• _Goal_
In the material below, find each line holding the string "screenshot" and copy it.

• _Material for this exercise_
-- START --

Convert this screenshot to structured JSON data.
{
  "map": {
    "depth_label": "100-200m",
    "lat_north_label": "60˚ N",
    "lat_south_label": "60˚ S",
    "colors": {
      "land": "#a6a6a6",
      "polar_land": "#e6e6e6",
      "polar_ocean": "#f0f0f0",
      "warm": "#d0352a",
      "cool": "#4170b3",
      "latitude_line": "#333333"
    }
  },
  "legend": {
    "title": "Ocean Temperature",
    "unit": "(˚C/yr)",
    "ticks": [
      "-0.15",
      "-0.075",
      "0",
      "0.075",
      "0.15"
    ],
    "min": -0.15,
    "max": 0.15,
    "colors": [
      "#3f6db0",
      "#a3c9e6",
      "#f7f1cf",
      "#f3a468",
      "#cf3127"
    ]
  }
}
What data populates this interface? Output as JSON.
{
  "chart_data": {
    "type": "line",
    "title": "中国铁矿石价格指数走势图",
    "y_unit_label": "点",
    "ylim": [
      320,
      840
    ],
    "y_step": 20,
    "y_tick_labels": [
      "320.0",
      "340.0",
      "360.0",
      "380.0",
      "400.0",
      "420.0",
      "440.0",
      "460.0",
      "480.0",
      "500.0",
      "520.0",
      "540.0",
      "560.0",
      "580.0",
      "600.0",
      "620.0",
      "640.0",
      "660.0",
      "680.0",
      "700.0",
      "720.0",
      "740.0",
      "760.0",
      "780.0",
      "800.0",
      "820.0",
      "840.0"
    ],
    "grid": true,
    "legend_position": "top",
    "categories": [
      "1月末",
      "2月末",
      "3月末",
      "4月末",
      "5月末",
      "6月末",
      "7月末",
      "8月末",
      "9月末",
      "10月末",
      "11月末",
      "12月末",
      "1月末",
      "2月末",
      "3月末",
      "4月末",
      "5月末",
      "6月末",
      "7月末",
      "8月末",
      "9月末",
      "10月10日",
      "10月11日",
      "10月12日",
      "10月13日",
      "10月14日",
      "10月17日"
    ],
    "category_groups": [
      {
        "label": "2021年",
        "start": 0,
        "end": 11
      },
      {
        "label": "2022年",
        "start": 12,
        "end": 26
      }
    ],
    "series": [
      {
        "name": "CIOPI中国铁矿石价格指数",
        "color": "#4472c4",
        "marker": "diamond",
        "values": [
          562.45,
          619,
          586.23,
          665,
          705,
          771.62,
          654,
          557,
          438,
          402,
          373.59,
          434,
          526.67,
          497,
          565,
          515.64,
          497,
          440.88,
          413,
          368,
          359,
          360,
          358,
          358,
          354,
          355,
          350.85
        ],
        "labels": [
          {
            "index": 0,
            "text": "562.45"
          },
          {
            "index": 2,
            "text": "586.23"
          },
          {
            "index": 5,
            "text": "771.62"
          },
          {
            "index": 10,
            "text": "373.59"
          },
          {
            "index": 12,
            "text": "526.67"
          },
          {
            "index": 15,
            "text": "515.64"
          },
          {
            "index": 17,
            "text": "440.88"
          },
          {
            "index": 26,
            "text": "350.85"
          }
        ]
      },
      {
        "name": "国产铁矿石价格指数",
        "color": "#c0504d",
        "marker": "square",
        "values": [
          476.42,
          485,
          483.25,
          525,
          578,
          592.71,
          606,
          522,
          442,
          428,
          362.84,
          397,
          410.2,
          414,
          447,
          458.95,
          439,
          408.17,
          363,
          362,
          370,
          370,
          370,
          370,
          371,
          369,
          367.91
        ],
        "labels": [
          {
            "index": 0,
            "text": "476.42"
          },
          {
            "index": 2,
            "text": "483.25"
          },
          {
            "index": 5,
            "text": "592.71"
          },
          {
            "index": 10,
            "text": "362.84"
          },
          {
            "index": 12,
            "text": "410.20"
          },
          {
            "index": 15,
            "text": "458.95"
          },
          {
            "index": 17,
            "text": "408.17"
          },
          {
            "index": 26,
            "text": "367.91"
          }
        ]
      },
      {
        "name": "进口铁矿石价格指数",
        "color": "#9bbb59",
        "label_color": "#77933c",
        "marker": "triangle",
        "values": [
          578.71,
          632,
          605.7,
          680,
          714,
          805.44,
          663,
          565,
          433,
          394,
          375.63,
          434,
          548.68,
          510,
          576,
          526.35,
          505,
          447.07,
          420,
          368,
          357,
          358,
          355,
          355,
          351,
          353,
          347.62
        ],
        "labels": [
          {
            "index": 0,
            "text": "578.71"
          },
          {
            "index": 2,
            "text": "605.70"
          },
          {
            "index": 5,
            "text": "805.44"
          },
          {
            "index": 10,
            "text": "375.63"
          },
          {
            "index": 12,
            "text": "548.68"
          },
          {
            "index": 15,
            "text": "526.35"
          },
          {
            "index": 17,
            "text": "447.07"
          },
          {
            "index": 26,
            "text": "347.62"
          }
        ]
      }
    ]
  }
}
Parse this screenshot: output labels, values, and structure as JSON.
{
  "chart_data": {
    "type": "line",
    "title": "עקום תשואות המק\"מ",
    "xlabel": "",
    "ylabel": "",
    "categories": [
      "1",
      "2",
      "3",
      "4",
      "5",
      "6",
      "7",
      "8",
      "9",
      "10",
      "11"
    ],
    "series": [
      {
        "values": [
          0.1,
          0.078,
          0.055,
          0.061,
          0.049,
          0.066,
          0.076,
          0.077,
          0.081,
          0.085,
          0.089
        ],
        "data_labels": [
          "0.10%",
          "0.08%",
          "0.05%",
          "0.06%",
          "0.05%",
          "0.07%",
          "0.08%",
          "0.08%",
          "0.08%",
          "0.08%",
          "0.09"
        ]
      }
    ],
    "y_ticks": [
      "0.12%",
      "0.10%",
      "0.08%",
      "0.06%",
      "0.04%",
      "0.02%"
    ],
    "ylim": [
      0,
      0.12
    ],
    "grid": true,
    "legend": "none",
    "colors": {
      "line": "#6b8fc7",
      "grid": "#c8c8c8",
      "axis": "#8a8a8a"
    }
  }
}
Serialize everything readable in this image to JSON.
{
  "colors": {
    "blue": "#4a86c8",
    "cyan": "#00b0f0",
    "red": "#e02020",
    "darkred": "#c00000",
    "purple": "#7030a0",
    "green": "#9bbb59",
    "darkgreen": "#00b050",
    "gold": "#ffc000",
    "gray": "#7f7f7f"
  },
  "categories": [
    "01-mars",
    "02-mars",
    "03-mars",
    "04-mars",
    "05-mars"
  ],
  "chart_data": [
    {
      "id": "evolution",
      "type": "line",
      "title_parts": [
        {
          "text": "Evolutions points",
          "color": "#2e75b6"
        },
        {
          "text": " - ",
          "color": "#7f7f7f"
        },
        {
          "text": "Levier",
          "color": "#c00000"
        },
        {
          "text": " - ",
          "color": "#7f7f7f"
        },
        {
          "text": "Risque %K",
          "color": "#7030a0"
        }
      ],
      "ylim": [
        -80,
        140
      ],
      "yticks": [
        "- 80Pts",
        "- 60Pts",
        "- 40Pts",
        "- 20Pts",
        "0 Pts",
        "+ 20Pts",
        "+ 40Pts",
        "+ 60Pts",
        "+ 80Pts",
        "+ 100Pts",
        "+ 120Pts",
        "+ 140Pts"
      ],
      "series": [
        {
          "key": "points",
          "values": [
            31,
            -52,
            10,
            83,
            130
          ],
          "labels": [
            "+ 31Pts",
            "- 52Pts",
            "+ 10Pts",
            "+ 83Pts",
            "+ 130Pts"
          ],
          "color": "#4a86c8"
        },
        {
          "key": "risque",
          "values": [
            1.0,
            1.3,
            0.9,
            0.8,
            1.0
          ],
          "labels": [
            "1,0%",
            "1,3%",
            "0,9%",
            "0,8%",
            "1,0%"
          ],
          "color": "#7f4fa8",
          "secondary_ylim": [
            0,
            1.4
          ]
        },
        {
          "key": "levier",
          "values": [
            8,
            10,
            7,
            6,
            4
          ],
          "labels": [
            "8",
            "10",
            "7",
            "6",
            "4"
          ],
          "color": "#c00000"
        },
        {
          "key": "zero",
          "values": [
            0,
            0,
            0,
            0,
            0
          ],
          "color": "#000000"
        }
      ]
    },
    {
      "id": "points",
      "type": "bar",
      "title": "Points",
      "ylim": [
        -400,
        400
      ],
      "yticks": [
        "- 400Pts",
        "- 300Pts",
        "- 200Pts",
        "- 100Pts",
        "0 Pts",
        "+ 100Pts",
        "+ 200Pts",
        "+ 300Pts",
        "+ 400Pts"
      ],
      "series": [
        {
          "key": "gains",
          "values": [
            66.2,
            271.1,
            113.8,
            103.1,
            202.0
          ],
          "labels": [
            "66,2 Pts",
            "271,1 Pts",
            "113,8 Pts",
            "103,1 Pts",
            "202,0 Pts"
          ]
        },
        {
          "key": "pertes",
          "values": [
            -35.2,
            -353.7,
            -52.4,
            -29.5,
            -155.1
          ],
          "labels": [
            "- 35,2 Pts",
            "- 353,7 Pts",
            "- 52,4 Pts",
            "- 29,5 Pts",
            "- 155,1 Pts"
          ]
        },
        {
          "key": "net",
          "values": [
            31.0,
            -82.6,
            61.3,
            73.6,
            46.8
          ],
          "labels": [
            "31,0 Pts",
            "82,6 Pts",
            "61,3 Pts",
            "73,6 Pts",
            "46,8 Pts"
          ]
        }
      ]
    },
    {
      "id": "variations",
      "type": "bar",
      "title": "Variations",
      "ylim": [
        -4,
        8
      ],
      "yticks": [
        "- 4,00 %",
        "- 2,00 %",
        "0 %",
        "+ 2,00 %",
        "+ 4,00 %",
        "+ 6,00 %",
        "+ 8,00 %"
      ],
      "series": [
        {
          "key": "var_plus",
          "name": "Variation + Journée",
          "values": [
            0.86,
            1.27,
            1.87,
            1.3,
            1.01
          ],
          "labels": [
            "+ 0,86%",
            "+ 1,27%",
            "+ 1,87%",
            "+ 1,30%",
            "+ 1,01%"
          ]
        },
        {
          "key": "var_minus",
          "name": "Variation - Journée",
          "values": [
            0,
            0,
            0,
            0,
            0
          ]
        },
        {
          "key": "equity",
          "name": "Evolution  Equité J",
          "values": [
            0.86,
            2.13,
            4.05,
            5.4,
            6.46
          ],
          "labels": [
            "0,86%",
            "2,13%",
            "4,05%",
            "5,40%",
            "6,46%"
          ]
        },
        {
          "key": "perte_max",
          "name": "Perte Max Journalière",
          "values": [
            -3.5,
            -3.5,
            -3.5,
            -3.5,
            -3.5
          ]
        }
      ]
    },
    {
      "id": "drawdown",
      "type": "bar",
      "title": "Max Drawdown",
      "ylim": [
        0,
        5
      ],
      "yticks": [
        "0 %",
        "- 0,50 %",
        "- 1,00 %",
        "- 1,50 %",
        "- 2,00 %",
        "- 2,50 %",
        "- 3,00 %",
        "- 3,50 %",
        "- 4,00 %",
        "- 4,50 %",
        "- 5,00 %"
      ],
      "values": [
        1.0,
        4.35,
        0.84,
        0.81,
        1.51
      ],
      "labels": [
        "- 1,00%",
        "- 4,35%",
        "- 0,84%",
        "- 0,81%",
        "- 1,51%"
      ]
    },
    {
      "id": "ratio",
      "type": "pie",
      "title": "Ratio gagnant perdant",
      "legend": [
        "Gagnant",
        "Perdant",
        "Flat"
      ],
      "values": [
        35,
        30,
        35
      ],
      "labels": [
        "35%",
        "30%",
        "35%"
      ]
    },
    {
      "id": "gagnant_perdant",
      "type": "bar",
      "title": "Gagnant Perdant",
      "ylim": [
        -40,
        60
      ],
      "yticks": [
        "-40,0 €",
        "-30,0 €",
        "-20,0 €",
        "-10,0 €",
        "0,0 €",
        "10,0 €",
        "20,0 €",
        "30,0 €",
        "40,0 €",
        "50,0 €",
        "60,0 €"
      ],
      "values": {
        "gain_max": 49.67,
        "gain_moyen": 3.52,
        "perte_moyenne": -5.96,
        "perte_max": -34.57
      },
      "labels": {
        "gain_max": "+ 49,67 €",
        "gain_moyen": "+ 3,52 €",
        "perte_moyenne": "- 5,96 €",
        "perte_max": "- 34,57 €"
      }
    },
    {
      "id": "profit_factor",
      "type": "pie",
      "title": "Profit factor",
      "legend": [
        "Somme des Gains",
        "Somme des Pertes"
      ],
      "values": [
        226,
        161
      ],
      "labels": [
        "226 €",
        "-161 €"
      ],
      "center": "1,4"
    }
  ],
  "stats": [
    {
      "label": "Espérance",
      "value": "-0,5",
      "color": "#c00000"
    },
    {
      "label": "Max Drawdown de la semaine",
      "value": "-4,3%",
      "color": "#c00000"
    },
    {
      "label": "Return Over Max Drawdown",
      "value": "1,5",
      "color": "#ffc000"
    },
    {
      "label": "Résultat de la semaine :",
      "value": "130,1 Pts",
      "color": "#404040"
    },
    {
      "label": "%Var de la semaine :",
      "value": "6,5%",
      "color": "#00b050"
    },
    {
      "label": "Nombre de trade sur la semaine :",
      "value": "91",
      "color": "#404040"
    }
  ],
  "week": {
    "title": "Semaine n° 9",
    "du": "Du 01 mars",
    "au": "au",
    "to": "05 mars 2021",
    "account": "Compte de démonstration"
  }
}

-- END --

• _The solution_
Convert this screenshot to structured JSON data.
Parse this screenshot: output labels, values, and structure as JSON.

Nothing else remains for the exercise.